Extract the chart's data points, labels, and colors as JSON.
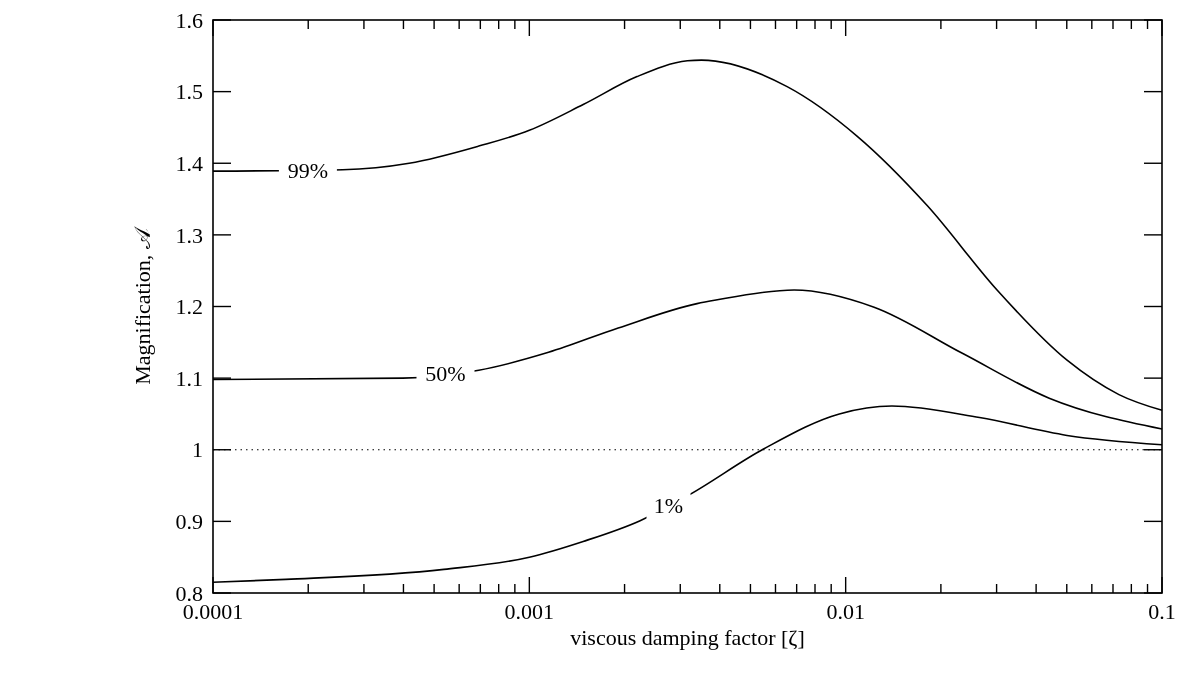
{
  "chart_data": {
    "type": "line",
    "xlabel": "viscous damping factor [ζ]",
    "ylabel": "Magnification, 𝒜",
    "log": "x",
    "line_style": "solid",
    "xlim": [
      0.0001,
      0.1
    ],
    "ylim": [
      0.8,
      1.6
    ],
    "xticks": [
      0.0001,
      {
        "value": 0.0002,
        "label": null
      },
      {
        "value": 0.0003,
        "label": null
      },
      {
        "value": 0.0004,
        "label": null
      },
      {
        "value": 0.0005,
        "label": null
      },
      {
        "value": 0.0006,
        "label": null
      },
      {
        "value": 0.0007,
        "label": null
      },
      {
        "value": 0.0008,
        "label": null
      },
      {
        "value": 0.0009,
        "label": null
      },
      0.001,
      {
        "value": 0.002,
        "label": null
      },
      {
        "value": 0.003,
        "label": null
      },
      {
        "value": 0.004,
        "label": null
      },
      {
        "value": 0.005,
        "label": null
      },
      {
        "value": 0.006,
        "label": null
      },
      {
        "value": 0.007,
        "label": null
      },
      {
        "value": 0.008,
        "label": null
      },
      {
        "value": 0.009,
        "label": null
      },
      0.01,
      {
        "value": 0.02,
        "label": null
      },
      {
        "value": 0.03,
        "label": null
      },
      {
        "value": 0.04,
        "label": null
      },
      {
        "value": 0.05,
        "label": null
      },
      {
        "value": 0.06,
        "label": null
      },
      {
        "value": 0.07,
        "label": null
      },
      {
        "value": 0.08,
        "label": null
      },
      {
        "value": 0.09,
        "label": null
      },
      0.1
    ],
    "yticks": [
      0.8,
      0.9,
      {
        "value": 1,
        "label": "1"
      },
      1.1,
      1.2,
      1.3,
      1.4,
      1.5,
      1.6
    ],
    "ref_lines": [
      {
        "axis": "y",
        "value": 1,
        "color": "#000000",
        "line_style": "dotted"
      }
    ],
    "series": [
      {
        "name": "99%",
        "color": "#000000",
        "x": [
          0.0001,
          0.000257,
          0.000417,
          0.000692,
          0.001,
          0.00148,
          0.00219,
          0.00316,
          0.0035,
          0.00653,
          0.01086,
          0.0181,
          0.0301,
          0.0501,
          0.0731,
          0.1
        ],
        "values": [
          1.389,
          1.391,
          1.4,
          1.424,
          1.446,
          1.482,
          1.521,
          1.543,
          1.544,
          1.507,
          1.438,
          1.341,
          1.223,
          1.125,
          1.077,
          1.055
        ]
      },
      {
        "name": "50%",
        "color": "#000000",
        "x": [
          0.0001,
          0.000398,
          0.000692,
          0.00115,
          0.00191,
          0.00339,
          0.00389,
          0.00687,
          0.0123,
          0.0233,
          0.044,
          0.1
        ],
        "values": [
          1.098,
          1.1,
          1.111,
          1.136,
          1.17,
          1.204,
          1.209,
          1.223,
          1.199,
          1.135,
          1.072,
          1.029
        ]
      },
      {
        "name": "1%",
        "color": "#000000",
        "x": [
          0.0001,
          0.00017,
          0.000537,
          0.001,
          0.00148,
          0.00224,
          0.0032,
          0.0055,
          0.00955,
          0.014,
          0.0265,
          0.0501,
          0.1
        ],
        "values": [
          0.815,
          0.819,
          0.833,
          0.85,
          0.872,
          0.901,
          0.937,
          1.001,
          1.05,
          1.061,
          1.045,
          1.02,
          1.007
        ]
      }
    ]
  }
}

=-=-=-=-=

» WHAT IS BEING ASKED
Each entry above should be reproduced exactly, with the pictures removed.

» EXERCISE OUTPUT
Extract the chart's data points, labels, and colors as JSON.
{
  "chart_data": {
    "type": "line",
    "xlabel": "viscous damping factor [ζ]",
    "ylabel": "Magnification, 𝒜",
    "log": "x",
    "line_style": "solid",
    "xlim": [
      0.0001,
      0.1
    ],
    "ylim": [
      0.8,
      1.6
    ],
    "xticks": [
      0.0001,
      {
        "value": 0.0002,
        "label": null
      },
      {
        "value": 0.0003,
        "label": null
      },
      {
        "value": 0.0004,
        "label": null
      },
      {
        "value": 0.0005,
        "label": null
      },
      {
        "value": 0.0006,
        "label": null
      },
      {
        "value": 0.0007,
        "label": null
      },
      {
        "value": 0.0008,
        "label": null
      },
      {
        "value": 0.0009,
        "label": null
      },
      0.001,
      {
        "value": 0.002,
        "label": null
      },
      {
        "value": 0.003,
        "label": null
      },
      {
        "value": 0.004,
        "label": null
      },
      {
        "value": 0.005,
        "label": null
      },
      {
        "value": 0.006,
        "label": null
      },
      {
        "value": 0.007,
        "label": null
      },
      {
        "value": 0.008,
        "label": null
      },
      {
        "value": 0.009,
        "label": null
      },
      0.01,
      {
        "value": 0.02,
        "label": null
      },
      {
        "value": 0.03,
        "label": null
      },
      {
        "value": 0.04,
        "label": null
      },
      {
        "value": 0.05,
        "label": null
      },
      {
        "value": 0.06,
        "label": null
      },
      {
        "value": 0.07,
        "label": null
      },
      {
        "value": 0.08,
        "label": null
      },
      {
        "value": 0.09,
        "label": null
      },
      0.1
    ],
    "yticks": [
      0.8,
      0.9,
      {
        "value": 1,
        "label": "1"
      },
      1.1,
      1.2,
      1.3,
      1.4,
      1.5,
      1.6
    ],
    "ref_lines": [
      {
        "axis": "y",
        "value": 1,
        "color": "#000000",
        "line_style": "dotted"
      }
    ],
    "series": [
      {
        "name": "99%",
        "color": "#000000",
        "x": [
          0.0001,
          0.000257,
          0.000417,
          0.000692,
          0.001,
          0.00148,
          0.00219,
          0.00316,
          0.0035,
          0.00653,
          0.01086,
          0.0181,
          0.0301,
          0.0501,
          0.0731,
          0.1
        ],
        "values": [
          1.389,
          1.391,
          1.4,
          1.424,
          1.446,
          1.482,
          1.521,
          1.543,
          1.544,
          1.507,
          1.438,
          1.341,
          1.223,
          1.125,
          1.077,
          1.055
        ]
      },
      {
        "name": "50%",
        "color": "#000000",
        "x": [
          0.0001,
          0.000398,
          0.000692,
          0.00115,
          0.00191,
          0.00339,
          0.00389,
          0.00687,
          0.0123,
          0.0233,
          0.044,
          0.1
        ],
        "values": [
          1.098,
          1.1,
          1.111,
          1.136,
          1.17,
          1.204,
          1.209,
          1.223,
          1.199,
          1.135,
          1.072,
          1.029
        ]
      },
      {
        "name": "1%",
        "color": "#000000",
        "x": [
          0.0001,
          0.00017,
          0.000537,
          0.001,
          0.00148,
          0.00224,
          0.0032,
          0.0055,
          0.00955,
          0.014,
          0.0265,
          0.0501,
          0.1
        ],
        "values": [
          0.815,
          0.819,
          0.833,
          0.85,
          0.872,
          0.901,
          0.937,
          1.001,
          1.05,
          1.061,
          1.045,
          1.02,
          1.007
        ]
      }
    ]
  }
}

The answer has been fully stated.